**Set task**. Leave out the pictures and transcribe everything else exactly.
......
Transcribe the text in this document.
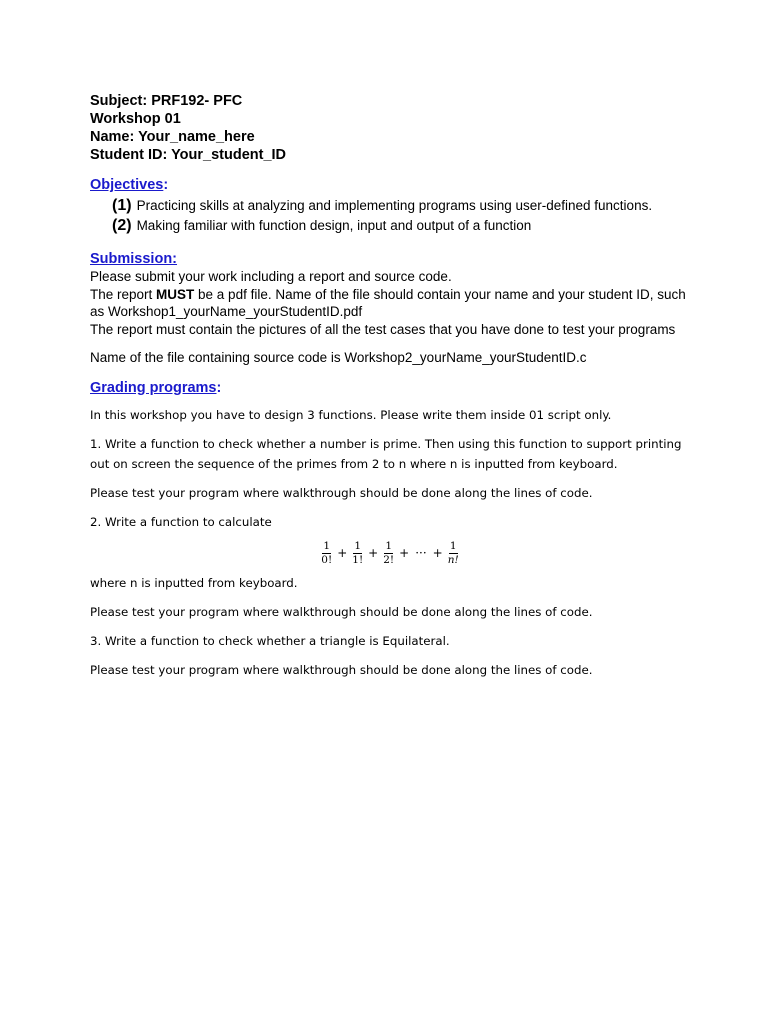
Subject: PRF192- PFC
Workshop 01
Name: Your_name_here
Student ID: Your_student_ID
Objectives:
(1) Practicing skills at analyzing and implementing programs using user-defined functions.
(2) Making familiar with function design, input and output of a function
Submission:
Please submit your work including a report and source code.
The report MUST be a pdf file. Name of the file should contain your name and your student ID, such as Workshop1_yourName_yourStudentID.pdf
The report must contain the pictures of all the test cases that you have done to test your programs
Name of the file containing source code is Workshop2_yourName_yourStudentID.c
Grading programs:
In this workshop you have to design 3 functions. Please write them inside 01 script only.
1. Write a function to check whether a number is prime. Then using this function to support printing out on screen the sequence of the primes from 2 to n where n is inputted from keyboard.
Please test your program where walkthrough should be done along the lines of code.
2. Write a function to calculate
$\frac{1}{0!} + \frac{1}{1!} + \frac{1}{2!}$ + ··· + $\frac{1}{n!}$
where n is inputted from keyboard.
Please test your program where walkthrough should be done along the lines of code.
3. Write a function to check whether a triangle is Equilateral.
Please test your program where walkthrough should be done along the lines of code.
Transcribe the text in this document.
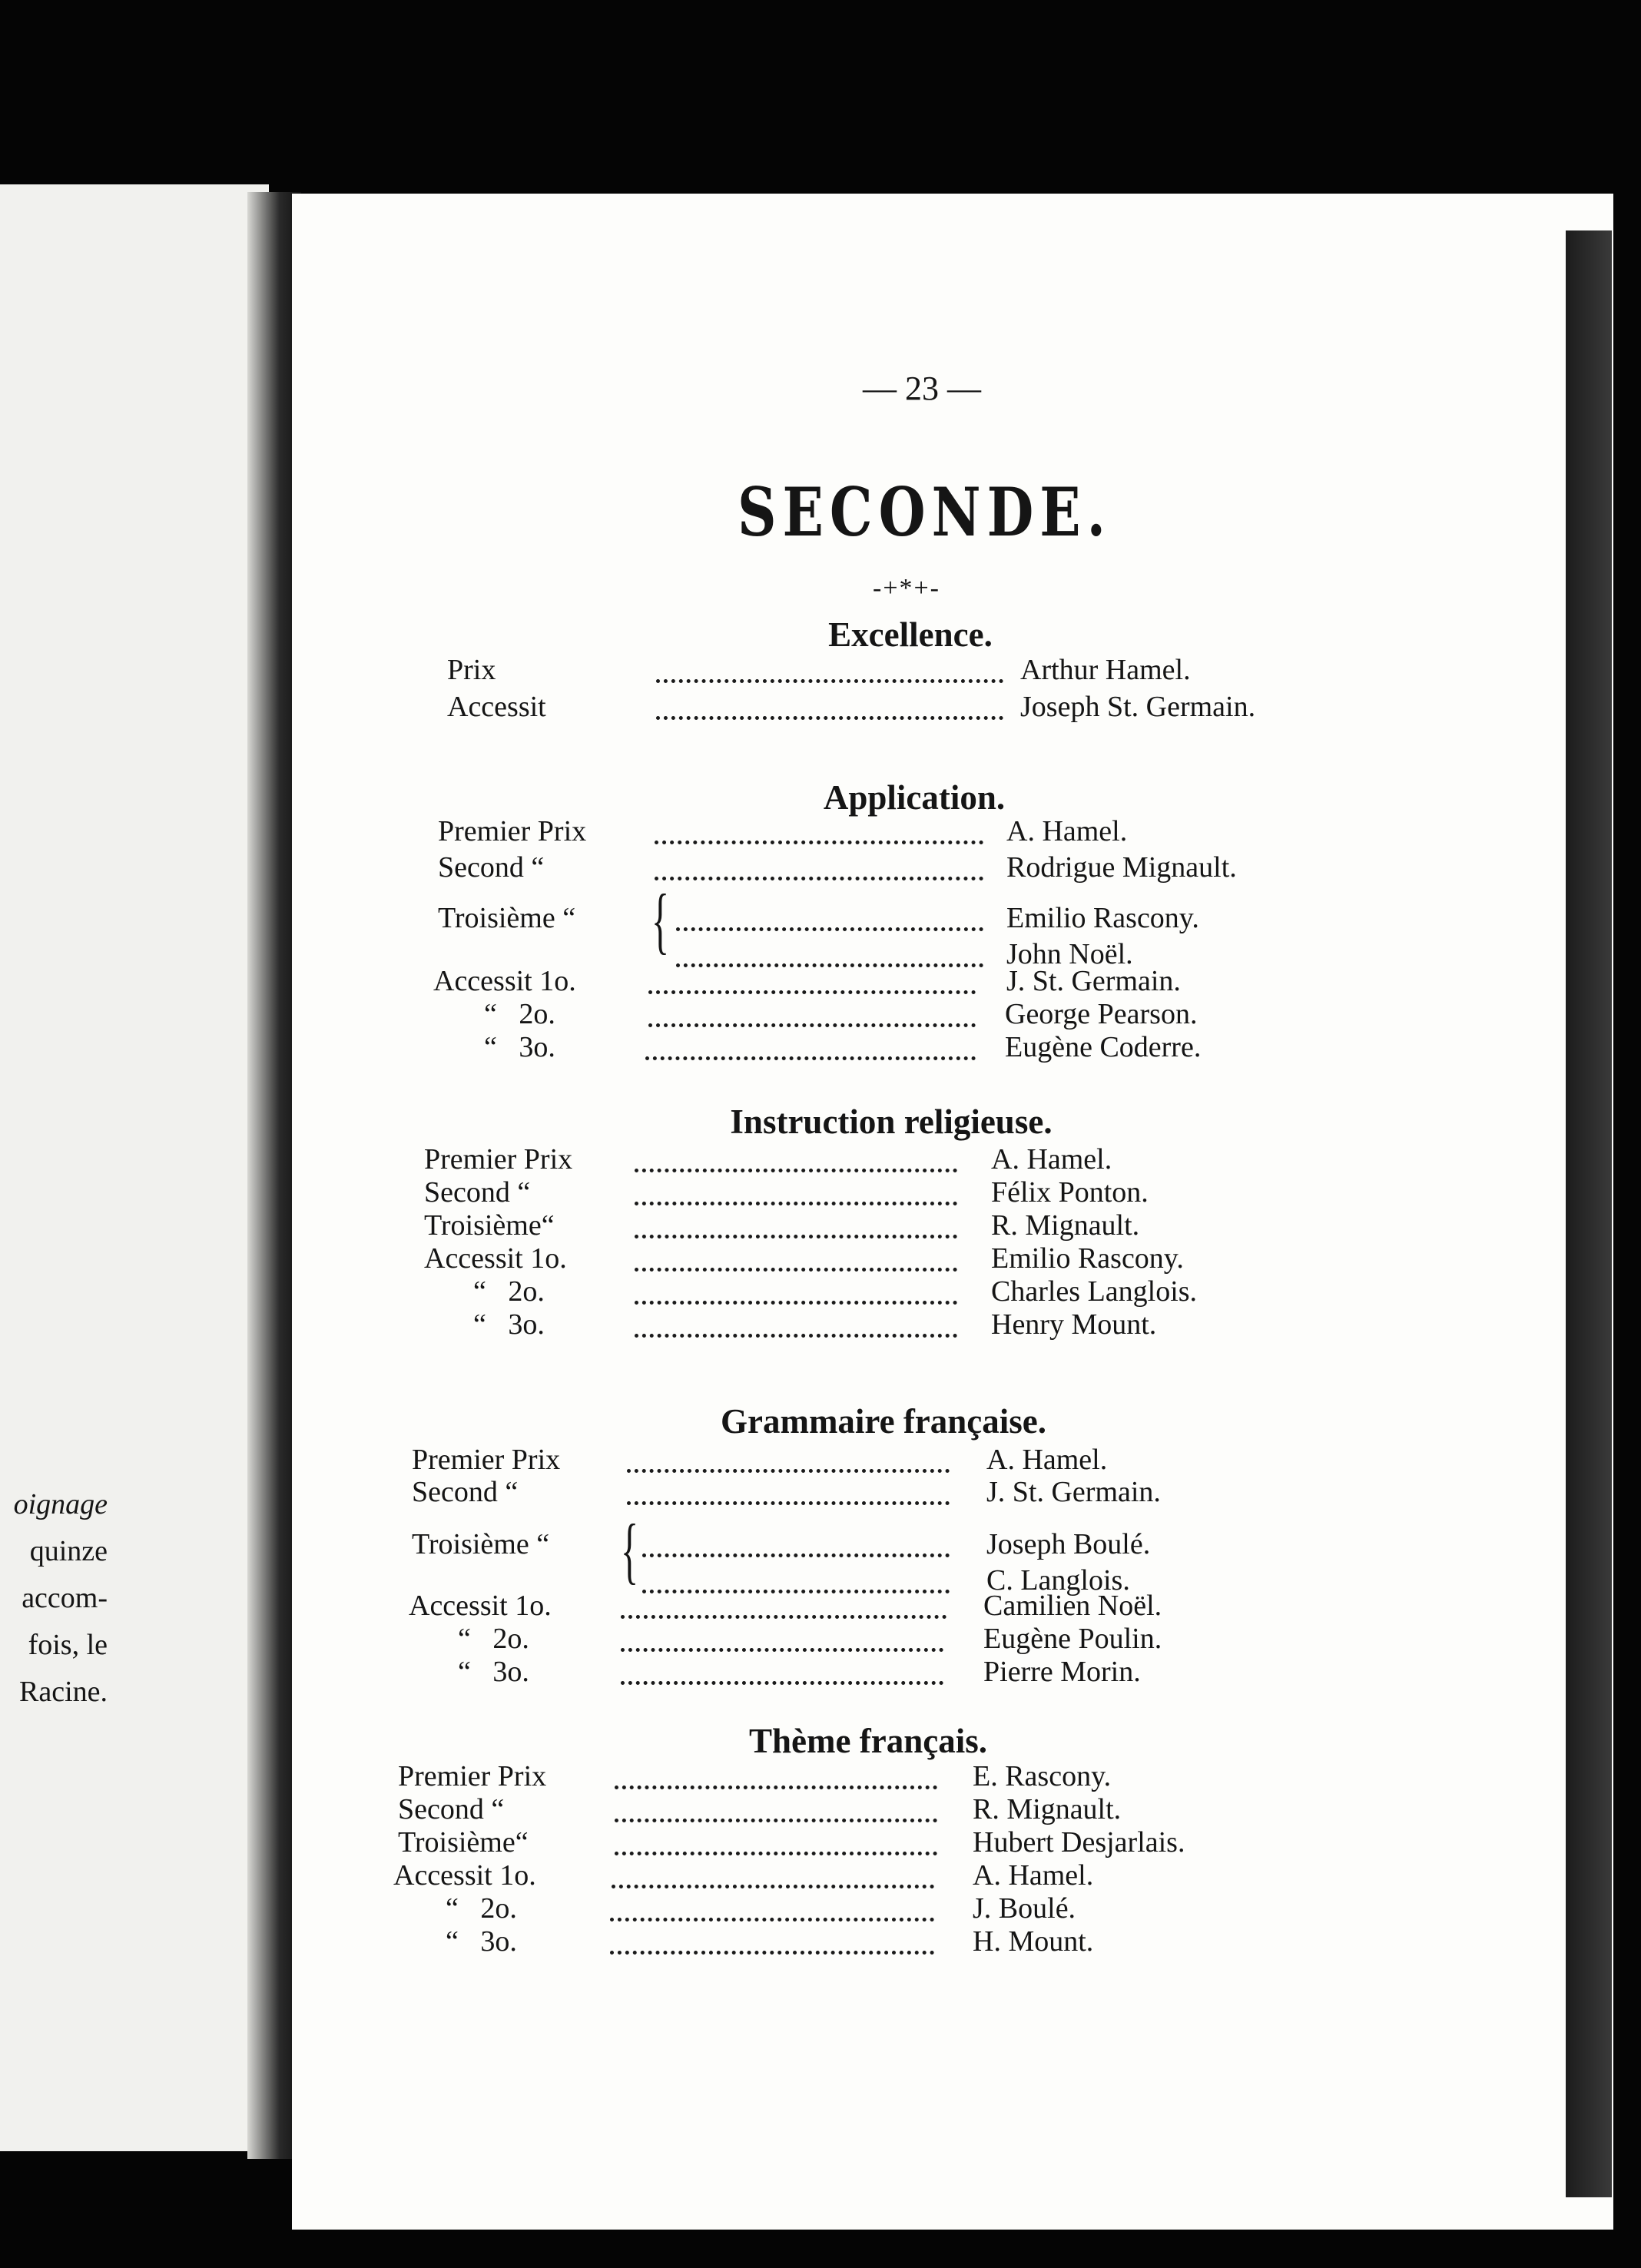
oignage
quinze
accom-
fois, le
Racine.
— 23 —
SECONDE.
-+*+-
Excellence.
Prix	Arthur Hamel.
Accessit	Joseph St. Germain.
Application.
Premier Prix	A. Hamel.
Second “	Rodrigue Mignault.
{
Troisième “	Emilio Rascony.
John Noël.
Accessit 1o.	J. St. Germain.
“   2o.	George Pearson.
“   3o.	Eugène Coderre.
Instruction religieuse.
Premier Prix	A. Hamel.
Second “	Félix Ponton.
Troisième“	R. Mignault.
Accessit 1o.	Emilio Rascony.
“   2o.	Charles Langlois.
“   3o.	Henry Mount.
Grammaire française.
Premier Prix	A. Hamel.
Second “	J. St. Germain.
{
Troisième “	Joseph Boulé.
C. Langlois.
Accessit 1o.	Camilien Noël.
“   2o.	Eugène Poulin.
“   3o.	Pierre Morin.
Thème français.
Premier Prix	E. Rascony.
Second “	R. Mignault.
Troisième“	Hubert Desjarlais.
Accessit 1o.	A. Hamel.
“   2o.	J. Boulé.
“   3o.	H. Mount.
......
**Task solution**.
Transcribe the text in this document.
Subject: PRF192- PFC
Workshop 01
Name: Your_name_here
Student ID: Your_student_ID
Objectives:
(1) Practicing skills at analyzing and implementing programs using user-defined functions.
(2) Making familiar with function design, input and output of a function
Submission:
Please submit your work including a report and source code.
The report MUST be a pdf file. Name of the file should contain your name and your student ID, such as Workshop1_yourName_yourStudentID.pdf
The report must contain the pictures of all the test cases that you have done to test your programs
Name of the file containing source code is Workshop2_yourName_yourStudentID.c
Grading programs:
In this workshop you have to design 3 functions. Please write them inside 01 script only.
1. Write a function to check whether a number is prime. Then using this function to support printing out on screen the sequence of the primes from 2 to n where n is inputted from keyboard.
Please test your program where walkthrough should be done along the lines of code.
2. Write a function to calculate
$\frac{1}{0!} + \frac{1}{1!} + \frac{1}{2!}$ + ··· + $\frac{1}{n!}$
where n is inputted from keyboard.
Please test your program where walkthrough should be done along the lines of code.
3. Write a function to check whether a triangle is Equilateral.
Please test your program where walkthrough should be done along the lines of code.
Transcribe the text in this document.
oignage
quinze
accom-
fois, le
Racine.
— 23 —
SECONDE.
-+*+-
Excellence.
Prix	Arthur Hamel.
Accessit	Joseph St. Germain.
Application.
Premier Prix	A. Hamel.
Second “	Rodrigue Mignault.
{
Troisième “	Emilio Rascony.
John Noël.
Accessit 1o.	J. St. Germain.
“   2o.	George Pearson.
“   3o.	Eugène Coderre.
Instruction religieuse.
Premier Prix	A. Hamel.
Second “	Félix Ponton.
Troisième“	R. Mignault.
Accessit 1o.	Emilio Rascony.
“   2o.	Charles Langlois.
“   3o.	Henry Mount.
Grammaire française.
Premier Prix	A. Hamel.
Second “	J. St. Germain.
{
Troisième “	Joseph Boulé.
C. Langlois.
Accessit 1o.	Camilien Noël.
“   2o.	Eugène Poulin.
“   3o.	Pierre Morin.
Thème français.
Premier Prix	E. Rascony.
Second “	R. Mignault.
Troisième“	Hubert Desjarlais.
Accessit 1o.	A. Hamel.
“   2o.	J. Boulé.
“   3o.	H. Mount.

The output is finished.